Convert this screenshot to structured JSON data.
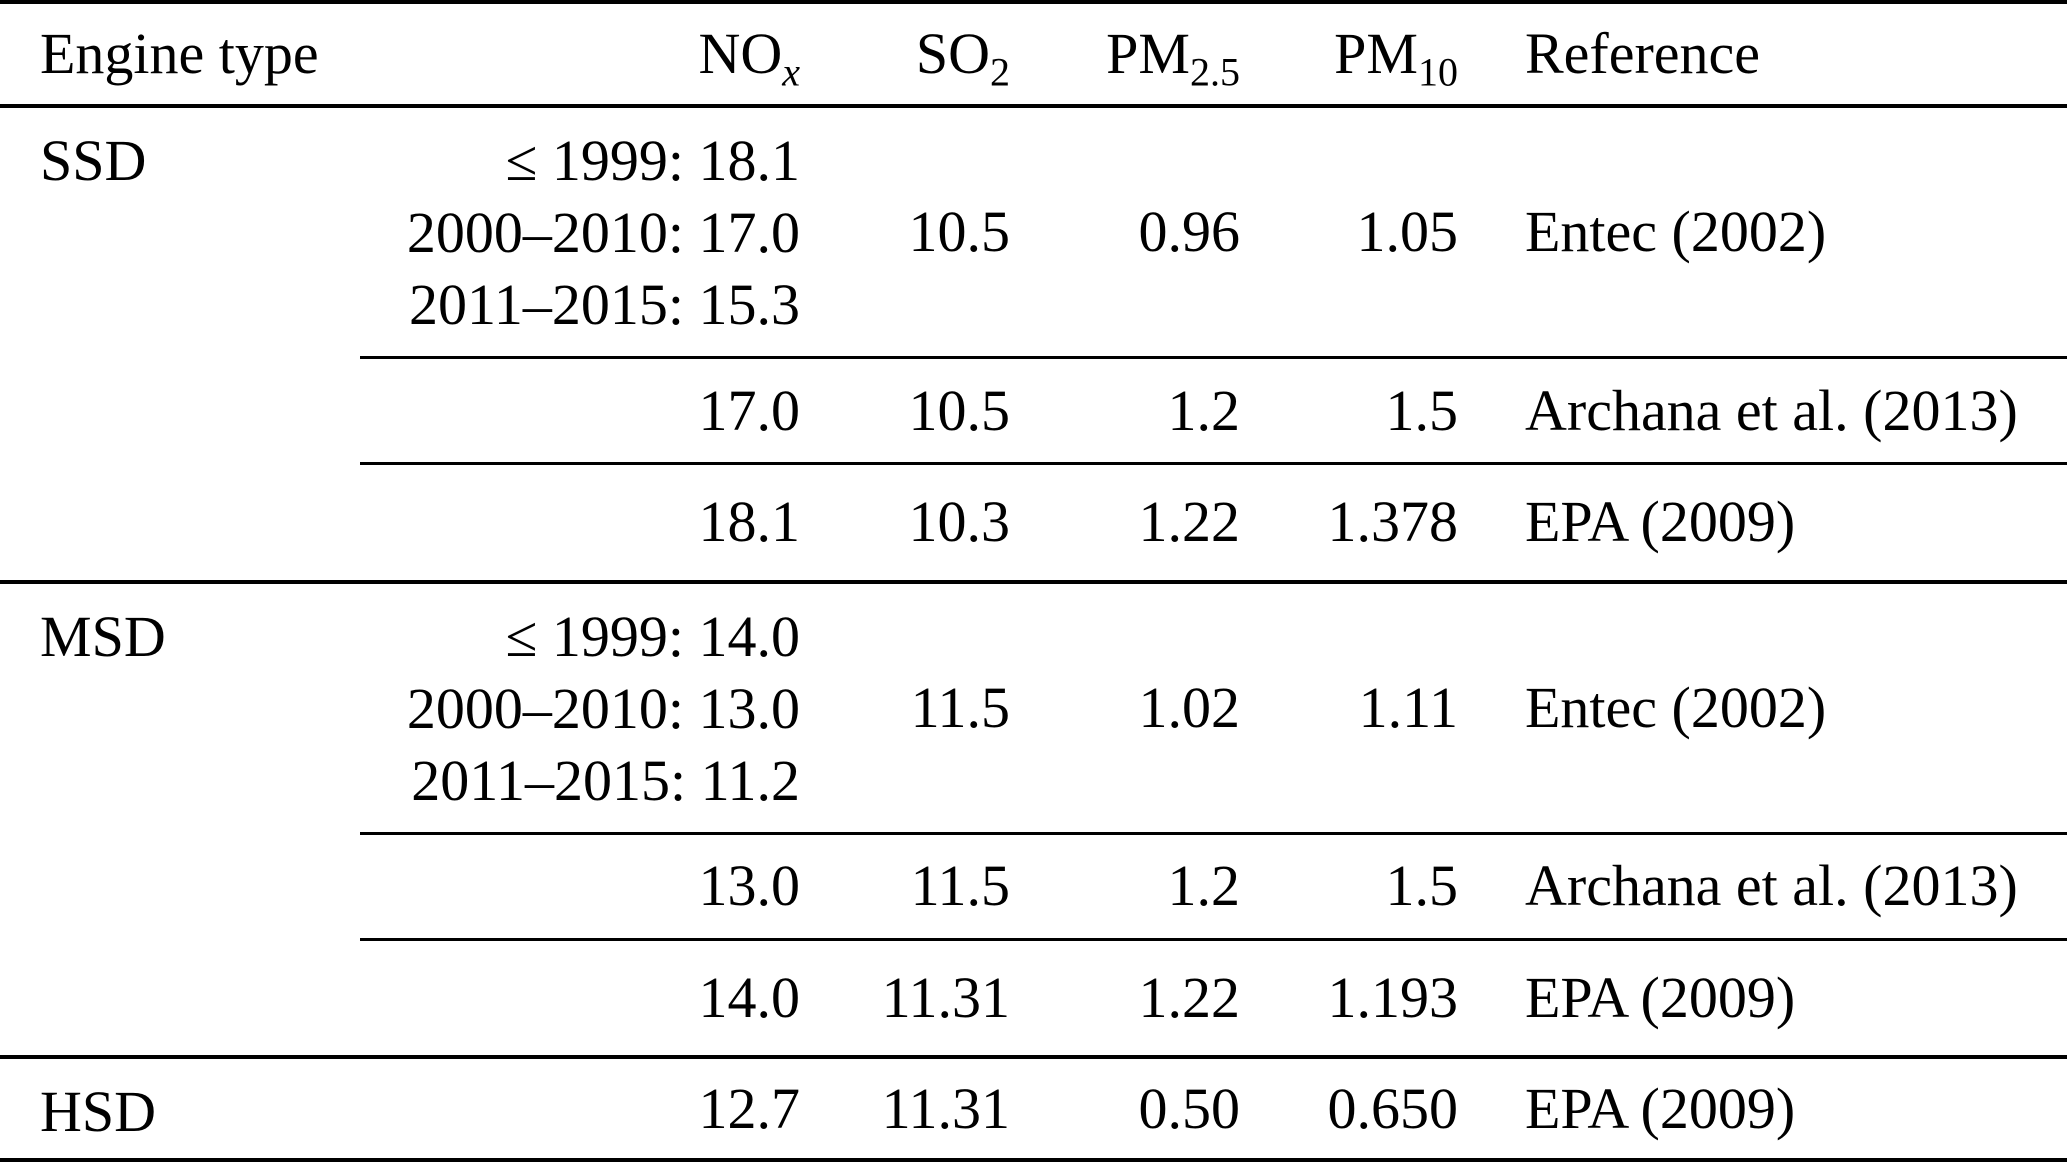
{
  "colors": {
    "background": "#ffffff",
    "text": "#000000",
    "rule": "#000000"
  },
  "table": {
    "columns": [
      {
        "label": "Engine type",
        "sub": ""
      },
      {
        "label": "NO",
        "sub": "x"
      },
      {
        "label": "SO",
        "sub": "2"
      },
      {
        "label": "PM",
        "sub": "2.5"
      },
      {
        "label": "PM",
        "sub": "10"
      },
      {
        "label": "Reference",
        "sub": ""
      }
    ],
    "groups": [
      {
        "engine": "SSD",
        "rows": [
          {
            "nox_lines": [
              "≤ 1999: 18.1",
              "2000–2010: 17.0",
              "2011–2015: 15.3"
            ],
            "so2": "10.5",
            "pm25": "0.96",
            "pm10": "1.05",
            "reference": "Entec (2002)"
          },
          {
            "nox": "17.0",
            "so2": "10.5",
            "pm25": "1.2",
            "pm10": "1.5",
            "reference": "Archana et al. (2013)"
          },
          {
            "nox": "18.1",
            "so2": "10.3",
            "pm25": "1.22",
            "pm10": "1.378",
            "reference": "EPA (2009)"
          }
        ]
      },
      {
        "engine": "MSD",
        "rows": [
          {
            "nox_lines": [
              "≤ 1999: 14.0",
              "2000–2010: 13.0",
              "2011–2015: 11.2"
            ],
            "so2": "11.5",
            "pm25": "1.02",
            "pm10": "1.11",
            "reference": "Entec (2002)"
          },
          {
            "nox": "13.0",
            "so2": "11.5",
            "pm25": "1.2",
            "pm10": "1.5",
            "reference": "Archana et al. (2013)"
          },
          {
            "nox": "14.0",
            "so2": "11.31",
            "pm25": "1.22",
            "pm10": "1.193",
            "reference": "EPA (2009)"
          }
        ]
      },
      {
        "engine": "HSD",
        "rows": [
          {
            "nox": "12.7",
            "so2": "11.31",
            "pm25": "0.50",
            "pm10": "0.650",
            "reference": "EPA (2009)"
          }
        ]
      }
    ]
  }
}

* Directions for this task: Your task is an exact transcription of all the data, minus the pictures.

* Task result:
Convert this screenshot to structured JSON data.
{
  "colors": {
    "background": "#ffffff",
    "text": "#000000",
    "rule": "#000000"
  },
  "table": {
    "columns": [
      {
        "label": "Engine type",
        "sub": ""
      },
      {
        "label": "NO",
        "sub": "x"
      },
      {
        "label": "SO",
        "sub": "2"
      },
      {
        "label": "PM",
        "sub": "2.5"
      },
      {
        "label": "PM",
        "sub": "10"
      },
      {
        "label": "Reference",
        "sub": ""
      }
    ],
    "groups": [
      {
        "engine": "SSD",
        "rows": [
          {
            "nox_lines": [
              "≤ 1999: 18.1",
              "2000–2010: 17.0",
              "2011–2015: 15.3"
            ],
            "so2": "10.5",
            "pm25": "0.96",
            "pm10": "1.05",
            "reference": "Entec (2002)"
          },
          {
            "nox": "17.0",
            "so2": "10.5",
            "pm25": "1.2",
            "pm10": "1.5",
            "reference": "Archana et al. (2013)"
          },
          {
            "nox": "18.1",
            "so2": "10.3",
            "pm25": "1.22",
            "pm10": "1.378",
            "reference": "EPA (2009)"
          }
        ]
      },
      {
        "engine": "MSD",
        "rows": [
          {
            "nox_lines": [
              "≤ 1999: 14.0",
              "2000–2010: 13.0",
              "2011–2015: 11.2"
            ],
            "so2": "11.5",
            "pm25": "1.02",
            "pm10": "1.11",
            "reference": "Entec (2002)"
          },
          {
            "nox": "13.0",
            "so2": "11.5",
            "pm25": "1.2",
            "pm10": "1.5",
            "reference": "Archana et al. (2013)"
          },
          {
            "nox": "14.0",
            "so2": "11.31",
            "pm25": "1.22",
            "pm10": "1.193",
            "reference": "EPA (2009)"
          }
        ]
      },
      {
        "engine": "HSD",
        "rows": [
          {
            "nox": "12.7",
            "so2": "11.31",
            "pm25": "0.50",
            "pm10": "0.650",
            "reference": "EPA (2009)"
          }
        ]
      }
    ]
  }
}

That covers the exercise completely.